▼
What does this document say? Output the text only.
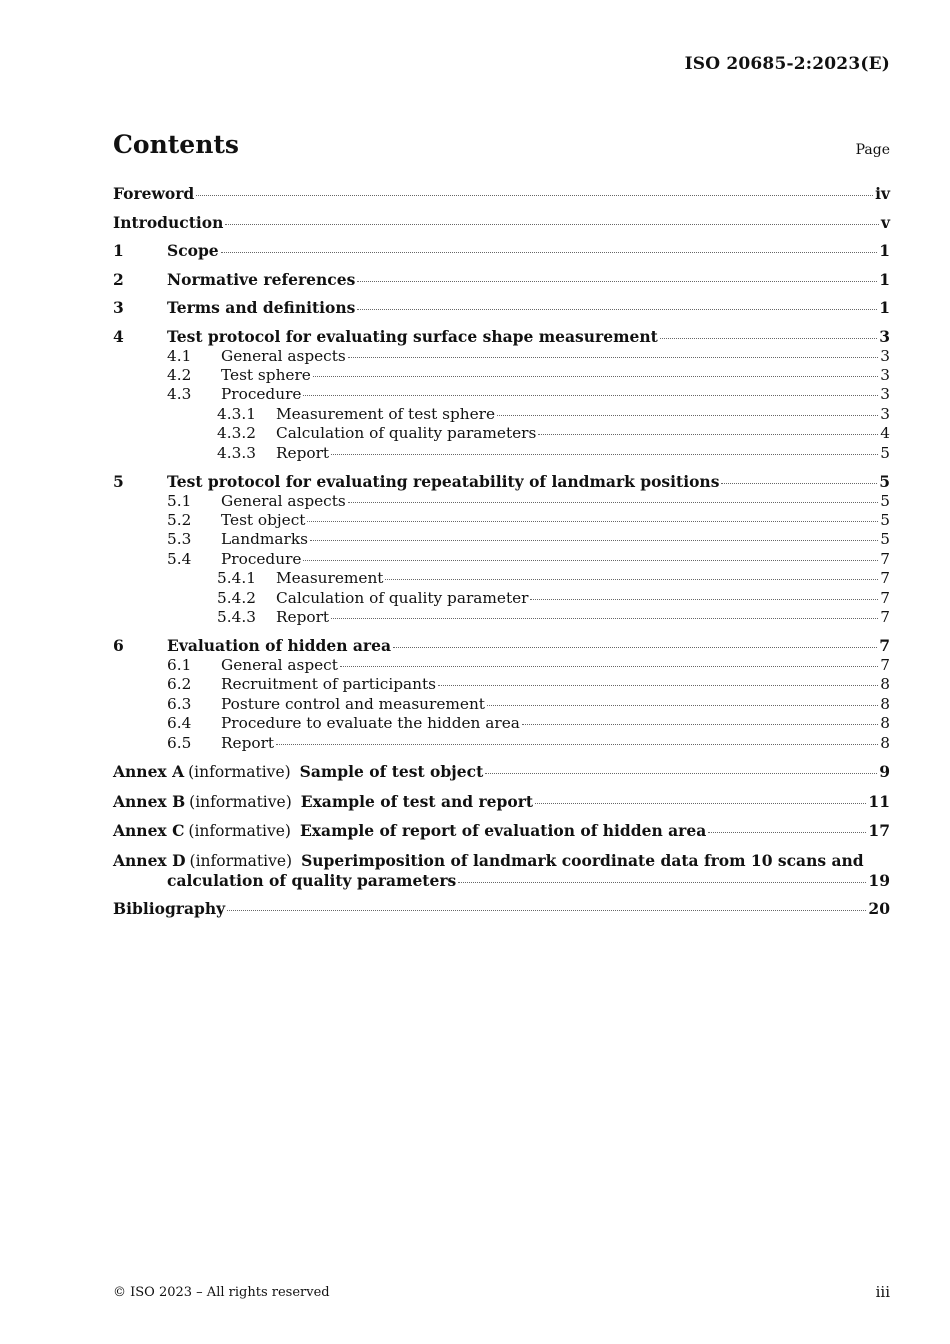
ISO 20685-2:2023(E)
Contents	Page
Foreword	iv
Introduction	v
1	Scope	1
2	Normative references	1
3	Terms and definitions	1
4	Test protocol for evaluating surface shape measurement	3
4.1	General aspects	3
4.2	Test sphere	3
4.3	Procedure	3
4.3.1	Measurement of test sphere	3
4.3.2	Calculation of quality parameters	4
4.3.3	Report	5
5	Test protocol for evaluating repeatability of landmark positions	5
5.1	General aspects	5
5.2	Test object	5
5.3	Landmarks	5
5.4	Procedure	7
5.4.1	Measurement	7
5.4.2	Calculation of quality parameter	7
5.4.3	Report	7
6	Evaluation of hidden area	7
6.1	General aspect	7
6.2	Recruitment of participants	8
6.3	Posture control and measurement	8
6.4	Procedure to evaluate the hidden area	8
6.5	Report	8
Annex A (informative) Sample of test object	9
Annex B (informative) Example of test and report	11
Annex C (informative) Example of report of evaluation of hidden area	17
Annex D (informative) Superimposition of landmark coordinate data from 10 scans and
calculation of quality parameters	19
Bibliography	20
© ISO 2023 – All rights reserved	iii
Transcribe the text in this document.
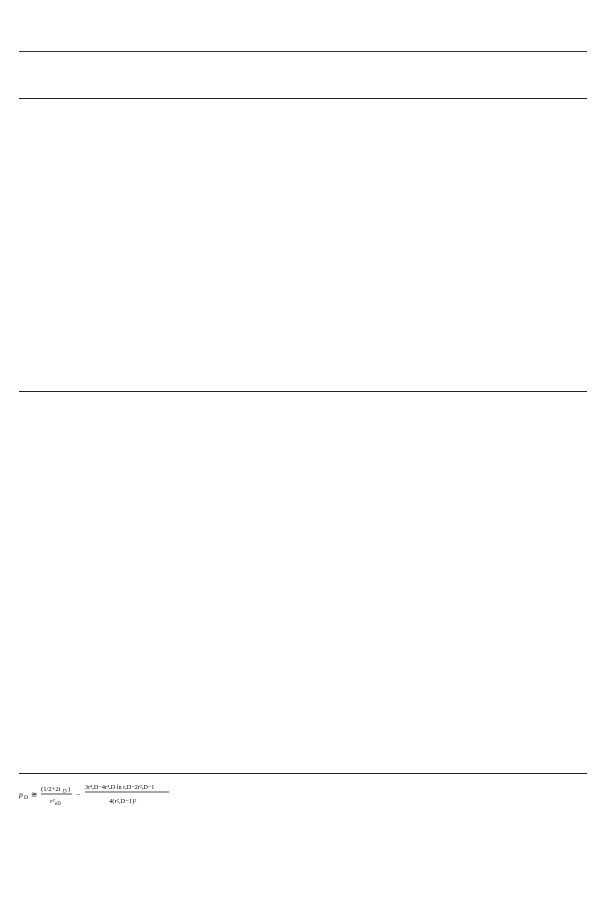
p D ≅
(1/2+2t D )
r² eD
−
3r⁴ₑD−4r⁴ₑD ln rₑD−2r²ₑD−1
4(r²ₑD−1)²
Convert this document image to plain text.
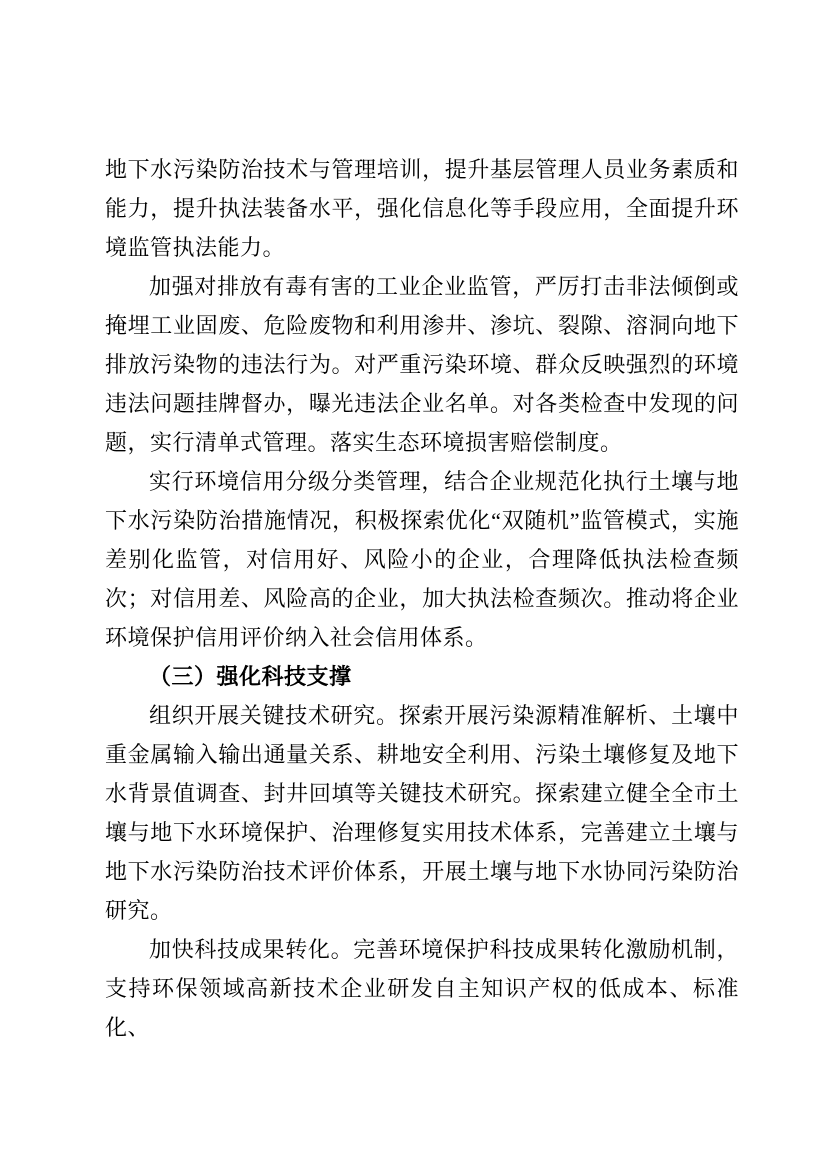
地下水污染防治技术与管理培训，提升基层管理人员业务素质和能力，提升执法装备水平，强化信息化等手段应用，全面提升环境监管执法能力。

加强对排放有毒有害的工业企业监管，严厉打击非法倾倒或掩埋工业固废、危险废物和利用渗井、渗坑、裂隙、溶洞向地下排放污染物的违法行为。对严重污染环境、群众反映强烈的环境违法问题挂牌督办，曝光违法企业名单。对各类检查中发现的问题，实行清单式管理。落实生态环境损害赔偿制度。

实行环境信用分级分类管理，结合企业规范化执行土壤与地下水污染防治措施情况，积极探索优化“双随机”监管模式，实施差别化监管，对信用好、风险小的企业，合理降低执法检查频次；对信用差、风险高的企业，加大执法检查频次。推动将企业环境保护信用评价纳入社会信用体系。

（三）强化科技支撑

组织开展关键技术研究。探索开展污染源精准解析、土壤中重金属输入输出通量关系、耕地安全利用、污染土壤修复及地下水背景值调查、封井回填等关键技术研究。探索建立健全全市土壤与地下水环境保护、治理修复实用技术体系，完善建立土壤与地下水污染防治技术评价体系，开展土壤与地下水协同污染防治研究。

加快科技成果转化。完善环境保护科技成果转化激励机制，支持环保领域高新技术企业研发自主知识产权的低成本、标准化、
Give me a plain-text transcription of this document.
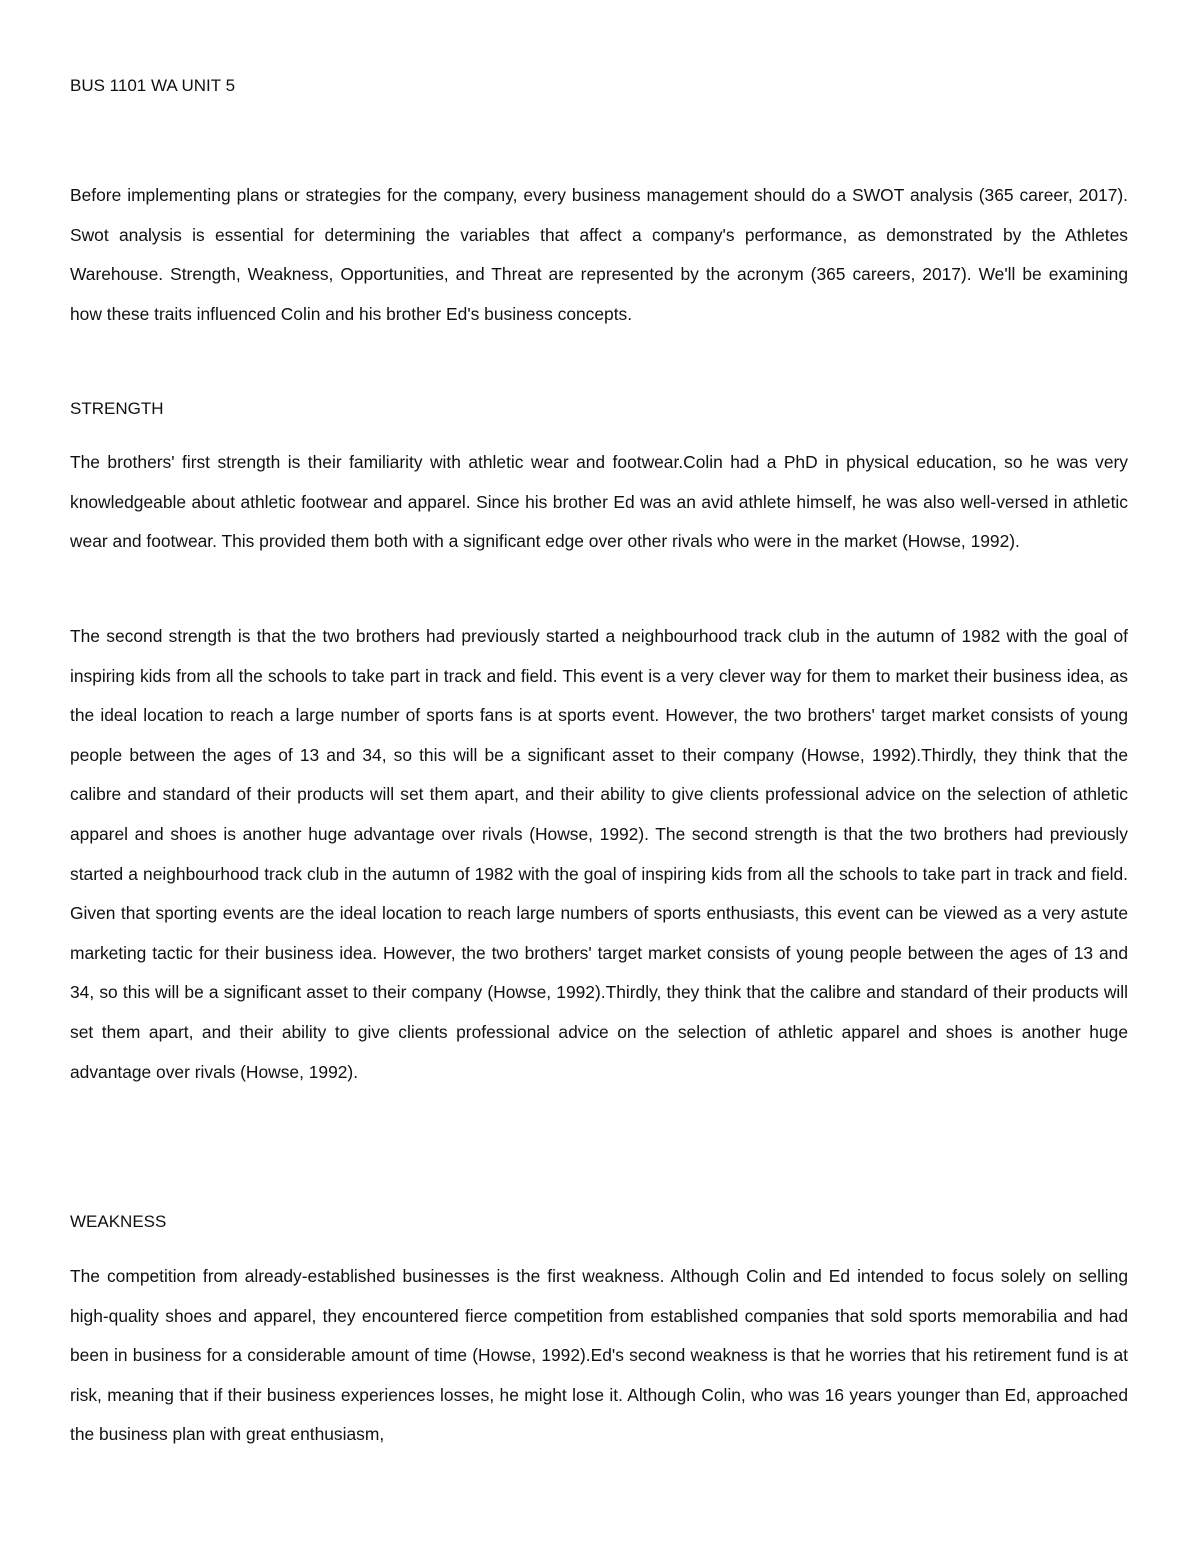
BUS 1101 WA UNIT 5

Before implementing plans or strategies for the company, every business management should do a SWOT analysis (365 career, 2017). Swot analysis is essential for determining the variables that affect a company's performance, as demonstrated by the Athletes Warehouse. Strength, Weakness, Opportunities, and Threat are represented by the acronym (365 careers, 2017). We'll be examining how these traits influenced Colin and his brother Ed's business concepts.

STRENGTH

The brothers' first strength is their familiarity with athletic wear and footwear.Colin had a PhD in physical education, so he was very knowledgeable about athletic footwear and apparel. Since his brother Ed was an avid athlete himself, he was also well-versed in athletic wear and footwear. This provided them both with a significant edge over other rivals who were in the market (Howse, 1992).

The second strength is that the two brothers had previously started a neighbourhood track club in the autumn of 1982 with the goal of inspiring kids from all the schools to take part in track and field. This event is a very clever way for them to market their business idea, as the ideal location to reach a large number of sports fans is at sports event. However, the two brothers' target market consists of young people between the ages of 13 and 34, so this will be a significant asset to their company (Howse, 1992).Thirdly, they think that the calibre and standard of their products will set them apart, and their ability to give clients professional advice on the selection of athletic apparel and shoes is another huge advantage over rivals (Howse, 1992). The second strength is that the two brothers had previously started a neighbourhood track club in the autumn of 1982 with the goal of inspiring kids from all the schools to take part in track and field. Given that sporting events are the ideal location to reach large numbers of sports enthusiasts, this event can be viewed as a very astute marketing tactic for their business idea. However, the two brothers' target market consists of young people between the ages of 13 and 34, so this will be a significant asset to their company (Howse, 1992).Thirdly, they think that the calibre and standard of their products will set them apart, and their ability to give clients professional advice on the selection of athletic apparel and shoes is another huge advantage over rivals (Howse, 1992).

WEAKNESS

The competition from already-established businesses is the first weakness. Although Colin and Ed intended to focus solely on selling high-quality shoes and apparel, they encountered fierce competition from established companies that sold sports memorabilia and had been in business for a considerable amount of time (Howse, 1992).Ed's second weakness is that he worries that his retirement fund is at risk, meaning that if their business experiences losses, he might lose it. Although Colin, who was 16 years younger than Ed, approached the business plan with great enthusiasm,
▲
● WHAT TO WORK ON
Your reply is one number: how many lines of the records above contain the word "protocol".

● ANSWER TO THE PROBLEM
2